▸ **GOAL**
Omit all images, then return the remaining material exactly as it stands.

▸ **GIVEN ENTRIES**
** Start **

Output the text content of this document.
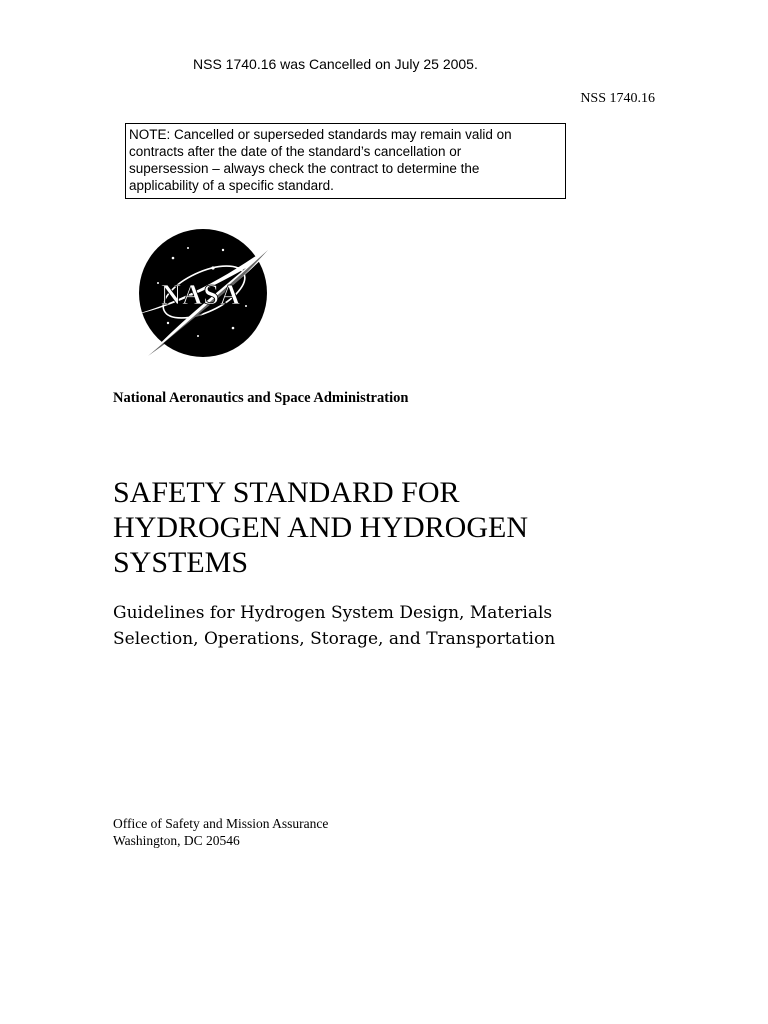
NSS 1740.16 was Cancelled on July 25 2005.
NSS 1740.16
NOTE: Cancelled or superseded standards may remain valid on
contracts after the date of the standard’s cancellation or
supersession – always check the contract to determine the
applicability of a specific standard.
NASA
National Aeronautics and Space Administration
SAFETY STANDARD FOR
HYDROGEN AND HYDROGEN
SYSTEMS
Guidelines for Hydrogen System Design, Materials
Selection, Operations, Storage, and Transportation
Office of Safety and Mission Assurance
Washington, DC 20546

** End **

▸ **COMPLETED TASK**
Output the text content of this document.
NSS 1740.16 was Cancelled on July 25 2005.
NSS 1740.16
NOTE: Cancelled or superseded standards may remain valid on
contracts after the date of the standard’s cancellation or
supersession – always check the contract to determine the
applicability of a specific standard.
NASA
National Aeronautics and Space Administration
SAFETY STANDARD FOR
HYDROGEN AND HYDROGEN
SYSTEMS
Guidelines for Hydrogen System Design, Materials
Selection, Operations, Storage, and Transportation
Office of Safety and Mission Assurance
Washington, DC 20546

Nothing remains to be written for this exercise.